All of the records below need to be copied exactly.

[BEGIN DATA FOR THIS TASK]

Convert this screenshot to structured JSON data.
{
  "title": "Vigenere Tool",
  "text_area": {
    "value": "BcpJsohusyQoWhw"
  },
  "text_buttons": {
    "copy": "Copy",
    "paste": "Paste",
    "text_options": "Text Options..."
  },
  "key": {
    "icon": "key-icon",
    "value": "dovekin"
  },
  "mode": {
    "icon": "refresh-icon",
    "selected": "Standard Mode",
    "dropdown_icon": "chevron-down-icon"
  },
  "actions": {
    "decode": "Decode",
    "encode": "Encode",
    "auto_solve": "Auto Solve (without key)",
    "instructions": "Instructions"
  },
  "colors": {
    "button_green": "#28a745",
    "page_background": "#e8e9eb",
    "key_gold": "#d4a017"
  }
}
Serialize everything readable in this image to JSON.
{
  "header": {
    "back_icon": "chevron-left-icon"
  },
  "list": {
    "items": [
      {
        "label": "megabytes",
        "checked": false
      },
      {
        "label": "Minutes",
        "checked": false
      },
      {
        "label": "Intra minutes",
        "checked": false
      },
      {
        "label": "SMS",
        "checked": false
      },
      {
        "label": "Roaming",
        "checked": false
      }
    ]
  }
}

[END DATA FOR THIS TASK]

### THE RESPONSE
Convert this screenshot to structured JSON data.
{
  "title": "Vigenere Tool",
  "text_area": {
    "value": "BcpJsohusyQoWhw"
  },
  "text_buttons": {
    "copy": "Copy",
    "paste": "Paste",
    "text_options": "Text Options..."
  },
  "key": {
    "icon": "key-icon",
    "value": "dovekin"
  },
  "mode": {
    "icon": "refresh-icon",
    "selected": "Standard Mode",
    "dropdown_icon": "chevron-down-icon"
  },
  "actions": {
    "decode": "Decode",
    "encode": "Encode",
    "auto_solve": "Auto Solve (without key)",
    "instructions": "Instructions"
  },
  "colors": {
    "button_green": "#28a745",
    "page_background": "#e8e9eb",
    "key_gold": "#d4a017"
  }
}
Serialize everything readable in this image to JSON.
{
  "header": {
    "back_icon": "chevron-left-icon"
  },
  "list": {
    "items": [
      {
        "label": "megabytes",
        "checked": false
      },
      {
        "label": "Minutes",
        "checked": false
      },
      {
        "label": "Intra minutes",
        "checked": false
      },
      {
        "label": "SMS",
        "checked": false
      },
      {
        "label": "Roaming",
        "checked": false
      }
    ]
  }
}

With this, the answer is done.